## WRITTEN EXERCISE
Check each line below for the word "information", and copy those that have it.

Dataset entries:
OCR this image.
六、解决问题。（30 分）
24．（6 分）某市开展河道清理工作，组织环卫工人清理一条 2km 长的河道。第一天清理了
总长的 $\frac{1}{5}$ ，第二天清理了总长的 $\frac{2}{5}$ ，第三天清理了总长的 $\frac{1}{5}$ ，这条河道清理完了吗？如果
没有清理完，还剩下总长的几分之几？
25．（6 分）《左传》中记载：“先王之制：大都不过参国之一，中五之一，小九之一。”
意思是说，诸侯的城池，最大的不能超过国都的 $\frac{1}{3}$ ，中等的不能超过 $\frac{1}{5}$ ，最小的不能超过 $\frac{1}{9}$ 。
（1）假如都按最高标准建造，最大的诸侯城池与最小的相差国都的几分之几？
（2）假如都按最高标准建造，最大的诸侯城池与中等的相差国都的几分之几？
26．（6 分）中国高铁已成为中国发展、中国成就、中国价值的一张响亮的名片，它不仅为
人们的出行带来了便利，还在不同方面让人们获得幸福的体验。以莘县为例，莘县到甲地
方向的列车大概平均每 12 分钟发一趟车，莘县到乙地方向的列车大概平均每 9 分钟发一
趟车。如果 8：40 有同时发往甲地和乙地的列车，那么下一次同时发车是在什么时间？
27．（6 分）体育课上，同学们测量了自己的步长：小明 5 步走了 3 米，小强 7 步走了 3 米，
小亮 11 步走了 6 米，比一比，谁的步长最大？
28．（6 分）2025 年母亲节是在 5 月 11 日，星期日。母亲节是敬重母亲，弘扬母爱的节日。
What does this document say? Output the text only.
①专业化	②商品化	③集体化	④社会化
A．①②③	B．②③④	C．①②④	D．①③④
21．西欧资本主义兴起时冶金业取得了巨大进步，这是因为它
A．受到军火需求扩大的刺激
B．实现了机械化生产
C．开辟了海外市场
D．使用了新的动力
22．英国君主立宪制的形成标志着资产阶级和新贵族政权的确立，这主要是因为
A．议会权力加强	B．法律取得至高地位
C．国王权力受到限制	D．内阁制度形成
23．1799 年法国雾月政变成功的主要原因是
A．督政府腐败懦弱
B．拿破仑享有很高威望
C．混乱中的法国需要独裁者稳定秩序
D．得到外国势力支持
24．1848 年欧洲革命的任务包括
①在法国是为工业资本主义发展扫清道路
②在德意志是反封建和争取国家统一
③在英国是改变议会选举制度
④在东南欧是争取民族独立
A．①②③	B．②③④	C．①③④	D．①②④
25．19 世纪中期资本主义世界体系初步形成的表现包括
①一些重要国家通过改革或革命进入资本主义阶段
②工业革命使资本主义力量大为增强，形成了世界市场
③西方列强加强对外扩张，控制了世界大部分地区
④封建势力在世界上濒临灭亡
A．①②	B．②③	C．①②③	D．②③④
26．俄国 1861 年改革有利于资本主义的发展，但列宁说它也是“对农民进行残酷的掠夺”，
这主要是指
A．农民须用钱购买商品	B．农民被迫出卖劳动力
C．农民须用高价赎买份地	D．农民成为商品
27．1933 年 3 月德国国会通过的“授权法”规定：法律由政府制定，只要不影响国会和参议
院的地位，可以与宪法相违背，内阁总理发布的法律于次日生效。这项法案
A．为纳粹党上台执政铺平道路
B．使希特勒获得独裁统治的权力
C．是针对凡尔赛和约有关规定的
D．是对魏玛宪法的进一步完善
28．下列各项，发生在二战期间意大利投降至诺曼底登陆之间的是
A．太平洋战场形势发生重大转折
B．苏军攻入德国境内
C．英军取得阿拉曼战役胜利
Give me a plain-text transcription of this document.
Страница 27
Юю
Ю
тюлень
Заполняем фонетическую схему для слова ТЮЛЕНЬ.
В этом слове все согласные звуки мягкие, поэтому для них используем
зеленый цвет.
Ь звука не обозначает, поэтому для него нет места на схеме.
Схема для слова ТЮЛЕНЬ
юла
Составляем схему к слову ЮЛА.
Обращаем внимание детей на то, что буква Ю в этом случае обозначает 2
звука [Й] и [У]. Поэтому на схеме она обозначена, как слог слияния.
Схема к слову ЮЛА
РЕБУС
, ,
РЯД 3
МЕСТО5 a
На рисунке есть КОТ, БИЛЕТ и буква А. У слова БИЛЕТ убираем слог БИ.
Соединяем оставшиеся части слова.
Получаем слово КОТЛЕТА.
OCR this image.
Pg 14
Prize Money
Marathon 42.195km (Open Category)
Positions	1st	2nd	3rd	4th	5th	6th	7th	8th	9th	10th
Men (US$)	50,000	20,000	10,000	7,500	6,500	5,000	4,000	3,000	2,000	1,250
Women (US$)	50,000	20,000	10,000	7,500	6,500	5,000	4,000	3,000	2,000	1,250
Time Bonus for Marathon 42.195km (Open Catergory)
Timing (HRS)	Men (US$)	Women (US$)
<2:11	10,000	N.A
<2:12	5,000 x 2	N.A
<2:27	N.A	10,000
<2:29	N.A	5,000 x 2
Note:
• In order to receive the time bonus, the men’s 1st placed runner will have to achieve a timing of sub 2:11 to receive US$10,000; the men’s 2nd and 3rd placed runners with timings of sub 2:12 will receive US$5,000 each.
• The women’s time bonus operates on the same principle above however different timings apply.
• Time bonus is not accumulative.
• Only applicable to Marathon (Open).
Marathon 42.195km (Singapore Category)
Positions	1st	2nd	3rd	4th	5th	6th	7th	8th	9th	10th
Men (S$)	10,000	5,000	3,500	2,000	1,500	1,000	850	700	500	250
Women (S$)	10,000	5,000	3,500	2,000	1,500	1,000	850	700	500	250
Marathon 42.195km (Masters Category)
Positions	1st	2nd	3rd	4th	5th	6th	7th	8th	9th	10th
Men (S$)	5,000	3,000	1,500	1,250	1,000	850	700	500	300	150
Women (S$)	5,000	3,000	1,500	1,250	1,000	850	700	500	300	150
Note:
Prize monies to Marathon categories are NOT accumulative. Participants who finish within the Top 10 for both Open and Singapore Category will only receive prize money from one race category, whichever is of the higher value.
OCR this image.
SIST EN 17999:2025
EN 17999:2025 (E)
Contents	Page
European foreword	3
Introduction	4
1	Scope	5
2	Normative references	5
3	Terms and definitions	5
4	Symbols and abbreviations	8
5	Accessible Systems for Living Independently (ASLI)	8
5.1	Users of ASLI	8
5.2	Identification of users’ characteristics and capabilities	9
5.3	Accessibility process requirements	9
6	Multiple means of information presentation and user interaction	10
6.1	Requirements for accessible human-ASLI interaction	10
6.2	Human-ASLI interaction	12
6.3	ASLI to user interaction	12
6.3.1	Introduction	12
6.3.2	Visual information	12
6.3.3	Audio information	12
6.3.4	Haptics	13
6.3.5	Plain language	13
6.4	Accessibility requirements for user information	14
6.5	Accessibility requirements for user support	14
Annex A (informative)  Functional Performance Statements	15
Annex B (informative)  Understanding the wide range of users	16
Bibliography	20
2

## REPLY
6	Multiple means of information presentation and user interaction	10
6.3.2	Visual information	12
6.3.3	Audio information	12
6.4	Accessibility requirements for user information	14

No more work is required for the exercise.